> [What you should do] Show each line of the records below where the word "Grad" occurs.

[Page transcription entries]
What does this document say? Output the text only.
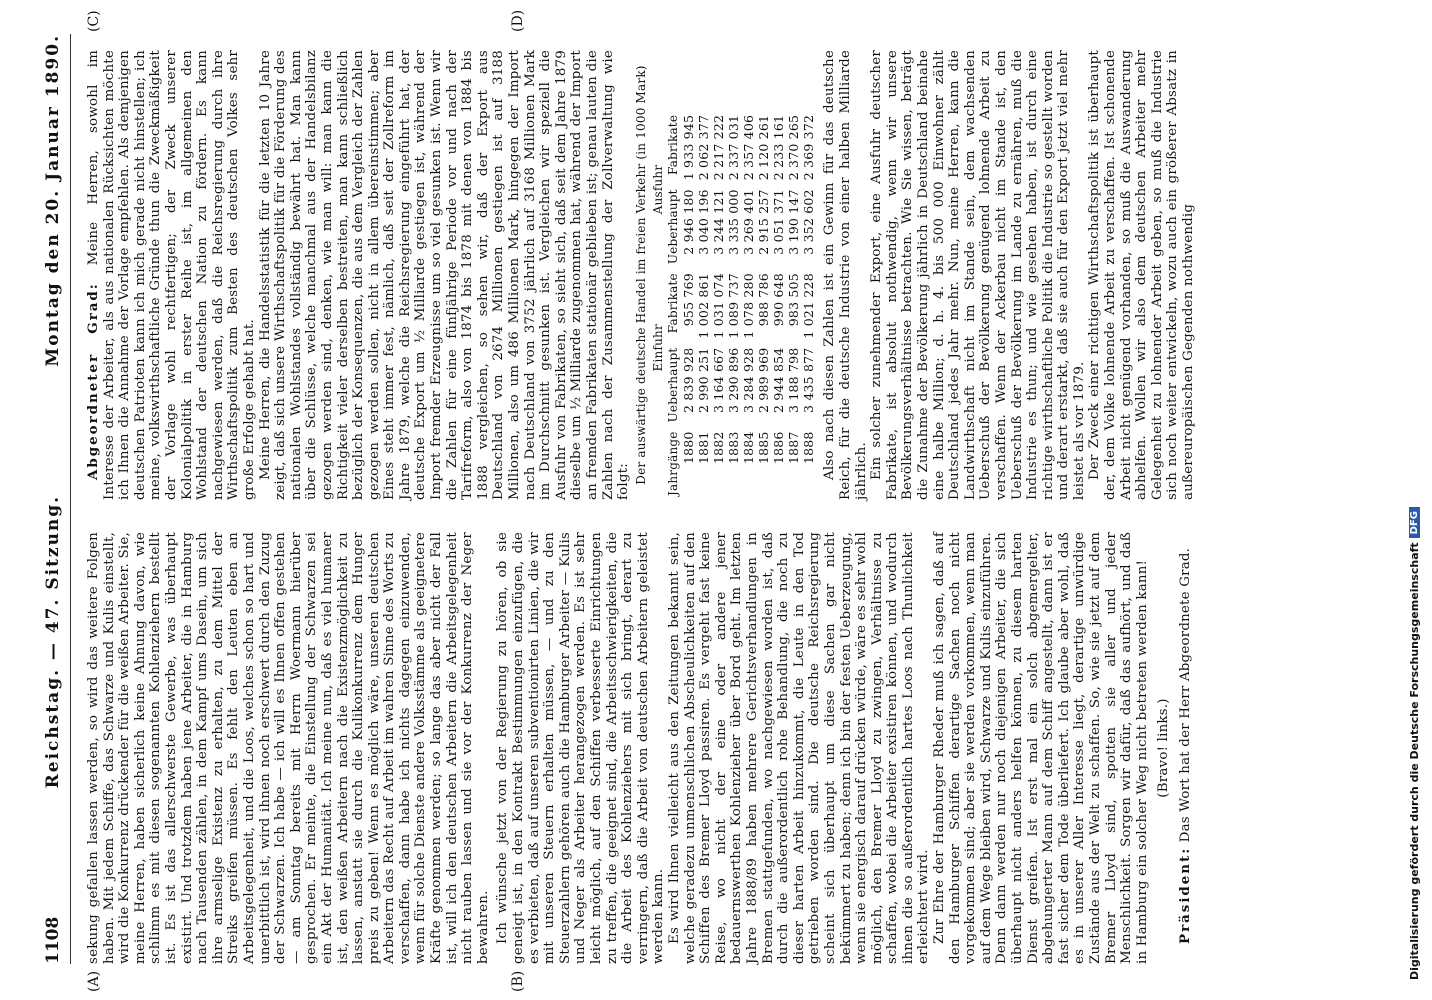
1108
Reichstag. — 47. Sitzung.
Montag den 20. Januar 1890.
(A)	(B)
(C)	(D)

sekung gefallen lassen werden, so wird das weitere Folgen haben. Mit jedem Schiffe, das Schwarze und Kulis einstellt, wird die Konkurrenz drückender für die weißen Arbeiter. Sie, meine Herren, haben sicherlich keine Ahnung davon, wie schlimm es mit diesen sogenannten Kohlenziehern bestellt ist. Es ist das allerschwerste Gewerbe, was überhaupt existirt. Und trotzdem haben jene Arbeiter, die in Hamburg nach Tausenden zählen, in dem Kampf ums Dasein, um sich ihre armselige Existenz zu erhalten, zu dem Mittel der Streiks greifen müssen. Es fehlt den Leuten eben an Arbeitsgelegenheit, und die Loos, welches schon so hart und unerbittlich ist, wird ihnen noch erschwert durch den Zuzug der Schwarzen. Ich habe — ich will es Ihnen offen gestehen — am Sonntag bereits mit Herrn Woermann hierüber gesprochen. Er meinte, die Einstellung der Schwarzen sei ein Akt der Humanität. Ich meine nun, daß es viel humaner ist, den weißen Arbeitern nach die Existenzmöglichkeit zu lassen, anstatt sie durch die Kulikonkurrenz dem Hunger preis zu geben! Wenn es möglich wäre, unseren deutschen Arbeitern das Recht auf Arbeit im wahren Sinne des Worts zu verschaffen, dann habe ich nichts dagegen einzuwenden, wenn für solche Dienste andere Volksstämme als geeignetere Kräfte genommen werden; so lange das aber nicht der Fall ist, will ich den deutschen Arbeitern die Arbeitsgelegenheit nicht rauben lassen und sie vor der Konkurrenz der Neger bewahren. Ich wünsche jetzt von der Regierung zu hören, ob sie geneigt ist, in den Kontrakt Bestimmungen einzufügen, die es verbieten, daß auf unseren subventionirten Linien, die wir mit unseren Steuern erhalten müssen, — und zu den Steuerzahlern gehören auch die Hamburger Arbeiter — Kulis und Neger als Arbeiter herangezogen werden. Es ist sehr leicht möglich, auf den Schiffen verbesserte Einrichtungen zu treffen, die geeignet sind, die Arbeitsschwierigkeiten, die die Arbeit des Kohlenziehers mit sich bringt, derart zu verringern, daß die Arbeit von deutschen Arbeitern geleistet werden kann. Es wird Ihnen vielleicht aus den Zeitungen bekannt sein, welche geradezu unmenschlichen Abscheulichkeiten auf den Schiffen des Bremer Lloyd passiren. Es vergeht fast keine Reise, wo nicht der eine oder andere jener bedauernswerthen Kohlenzieher über Bord geht. Im letzten Jahre 1888/89 haben mehrere Gerichtsverhandlungen in Bremen stattgefunden, wo nachgewiesen worden ist, daß durch die außerordentlich rohe Behandlung, die noch zu dieser harten Arbeit hinzukommt, die Leute in den Tod getrieben worden sind. Die deutsche Reichsregierung scheint sich überhaupt um diese Sachen gar nicht bekümmert zu haben; denn ich bin der festen Ueberzeugung, wenn sie energisch darauf drücken würde, wäre es sehr wohl möglich, den Bremer Lloyd zu zwingen, Verhältnisse zu schaffen, wobei die Arbeiter existiren können, und wodurch ihnen die so außerordentlich hartes Loos nach Thunlichkeit erleichtert wird. Zur Ehre der Hamburger Rheder muß ich sagen, daß auf den Hamburger Schiffen derartige Sachen noch nicht vorgekommen sind; aber sie werden vorkommen, wenn man auf dem Wege bleiben wird, Schwarze und Kulis einzuführen. Denn dann werden nur noch diejenigen Arbeiter, die sich überhaupt nicht anders helfen können, zu diesem harten Dienst greifen. Ist erst mal ein solch abgemergelter, abgehungerter Mann auf dem Schiff angestellt, dann ist er fast sicher dem Tode überliefert. Ich glaube aber wohl, daß es in unserer Aller Interesse liegt, derartige unwürdige Zustände aus der Welt zu schaffen. So, wie sie jetzt auf dem Bremer Lloyd sind, spotten sie aller und jeder Menschlichkeit. Sorgen wir dafür, daß das aufhört, und daß in Hamburg ein solcher Weg nicht betreten werden kann! (Bravo! links.)

Präsident: Das Wort hat der Herr Abgeordnete Grad.

Abgeordneter Grad: Meine Herren, sowohl im Interesse der Arbeiter, als aus nationalen Rücksichten möchte ich Ihnen die Annahme der Vorlage empfehlen. Als demjenigen deutschen Patrioten kann ich mich gerade nicht hinstellen; ich meine, volkswirthschaftliche Gründe thun die Zweckmäßigkeit der Vorlage wohl rechtfertigen; der Zweck unserer Kolonialpolitik in erster Reihe ist, im allgemeinen den Wohlstand der deutschen Nation zu fördern. Es kann nachgewiesen werden, daß die Reichsregierung durch ihre Wirthschaftspolitik zum Besten des deutschen Volkes sehr große Erfolge gehabt hat. Meine Herren, die Handelsstatistik für die letzten 10 Jahre zeigt, daß sich unsere Wirthschaftspolitik für die Förderung des nationalen Wohlstandes vollständig bewährt hat. Man kann über die Schlüsse, welche manchmal aus der Handelsbilanz gezogen werden sind, denken, wie man will: man kann die Richtigkeit vieler derselben bestreiten, man kann schließlich bezüglich der Konsequenzen, die aus dem Vergleich der Zahlen gezogen werden sollen, nicht in allem übereinstimmen; aber Eines steht immer fest, nämlich, daß seit der Zollreform im Jahre 1879, welche die Reichsregierung eingeführt hat, der deutsche Export um ½ Milliarde gestiegen ist, während der Import fremder Erzeugnisse um so viel gesunken ist. Wenn wir die Zahlen für eine fünfjährige Periode vor und nach der Tarifreform, also von 1874 bis 1878 mit denen von 1884 bis 1888 vergleichen, so sehen wir, daß der Export aus Deutschland von 2674 Millionen gestiegen ist auf 3188 Millionen, also um 486 Millionen Mark, hingegen der Import nach Deutschland von 3752 jährlich auf 3168 Millionen Mark im Durchschnitt gesunken ist. Vergleichen wir speziell die Ausfuhr von Fabrikaten, so sieht sich, daß seit dem Jahre 1879 dieselbe um ½ Milliarde zugenommen hat, während der Import an fremden Fabrikaten stationär geblieben ist; genau lauten die Zahlen nach der Zusammenstellung der Zollverwaltung wie folgt: Der auswärtige deutsche Handel im freien Verkehr (in 1000 Mark)

	Einfuhr		Ausfuhr	
Jahrgänge	Ueberhaupt	Fabrikate	Ueberhaupt	Fabrikate
1880	2 839 928	955 769	2 946 180	1 933 945
1881	2 990 251	1 002 861	3 040 196	2 062 377
1882	3 164 667	1 031 074	3 244 121	2 217 222
1883	3 290 896	1 089 737	3 335 000	2 337 031
1884	3 284 928	1 078 280	3 269 401	2 357 406
1885	2 989 969	988 786	2 915 257	2 120 261
1886	2 944 854	990 648	3 051 371	2 233 161
1887	3 188 798	983 505	3 190 147	2 370 265
1888	3 435 877	1 021 228	3 352 602	2 369 372 Also nach diesen Zahlen ist ein Gewinn für das deutsche Reich, für die deutsche Industrie von einer halben Milliarde jährlich. Ein solcher zunehmender Export, eine Ausfuhr deutscher Fabrikate, ist absolut nothwendig, wenn wir unsere Bevölkerungsverhältnisse betrachten. Wie Sie wissen, beträgt die Zunahme der Bevölkerung jährlich in Deutschland beinahe eine halbe Million; d. h. 4. bis 500 000 Einwohner zählt Deutschland jedes Jahr mehr. Nun, meine Herren, kann die Landwirthschaft nicht im Stande sein, dem wachsenden Ueberschuß der Bevölkerung genügend lohnende Arbeit zu verschaffen. Wenn der Ackerbau nicht im Stande ist, den Ueberschuß der Bevölkerung im Lande zu ernähren, muß die Industrie es thun; und wie gesehen haben, ist durch eine richtige wirthschaftliche Politik die Industrie so gestellt worden und derart erstarkt, daß sie auch für den Export jetzt viel mehr leistet als vor 1879. Der Zweck einer richtigen Wirthschaftspolitik ist überhaupt der, dem Volke lohnende Arbeit zu verschaffen. Ist schonende Arbeit nicht genügend vorhanden, so muß die Auswanderung abhelfen. Wollen wir also dem deutschen Arbeiter mehr Gelegenheit zu lohnender Arbeit geben, so muß die Industrie sich noch weiter entwickeln, wozu auch ein größerer Absatz in außereuropäischen Gegenden nothwendig

Digitalisierung gefördert durch die Deutsche Forschungsgemeinschaft
DFG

> [The completed task]
Präsident: Das Wort hat der Herr Abgeordnete Grad.
Abgeordneter Grad: Meine Herren, sowohl im Interesse der Arbeiter, als aus nationalen Rücksichten möchte ich Ihnen die Annahme der Vorlage empfehlen. Als demjenigen deutschen Patrioten kann ich mich gerade nicht hinstellen; ich meine, volkswirthschaftliche Gründe thun die Zweckmäßigkeit der Vorlage wohl rechtfertigen; der Zweck unserer Kolonialpolitik in erster Reihe ist, im allgemeinen den Wohlstand der deutschen Nation zu fördern. Es kann nachgewiesen werden, daß die Reichsregierung durch ihre Wirthschaftspolitik zum Besten des deutschen Volkes sehr große Erfolge gehabt hat. Meine Herren, die Handelsstatistik für die letzten 10 Jahre zeigt, daß sich unsere Wirthschaftspolitik für die Förderung des nationalen Wohlstandes vollständig bewährt hat. Man kann über die Schlüsse, welche manchmal aus der Handelsbilanz gezogen werden sind, denken, wie man will: man kann die Richtigkeit vieler derselben bestreiten, man kann schließlich bezüglich der Konsequenzen, die aus dem Vergleich der Zahlen gezogen werden sollen, nicht in allem übereinstimmen; aber Eines steht immer fest, nämlich, daß seit der Zollreform im Jahre 1879, welche die Reichsregierung eingeführt hat, der deutsche Export um ½ Milliarde gestiegen ist, während der Import fremder Erzeugnisse um so viel gesunken ist. Wenn wir die Zahlen für eine fünfjährige Periode vor und nach der Tarifreform, also von 1874 bis 1878 mit denen von 1884 bis 1888 vergleichen, so sehen wir, daß der Export aus Deutschland von 2674 Millionen gestiegen ist auf 3188 Millionen, also um 486 Millionen Mark, hingegen der Import nach Deutschland von 3752 jährlich auf 3168 Millionen Mark im Durchschnitt gesunken ist. Vergleichen wir speziell die Ausfuhr von Fabrikaten, so sieht sich, daß seit dem Jahre 1879 dieselbe um ½ Milliarde zugenommen hat, während der Import an fremden Fabrikaten stationär geblieben ist; genau lauten die Zahlen nach der Zusammenstellung der Zollverwaltung wie folgt: Der auswärtige deutsche Handel im freien Verkehr (in 1000 Mark)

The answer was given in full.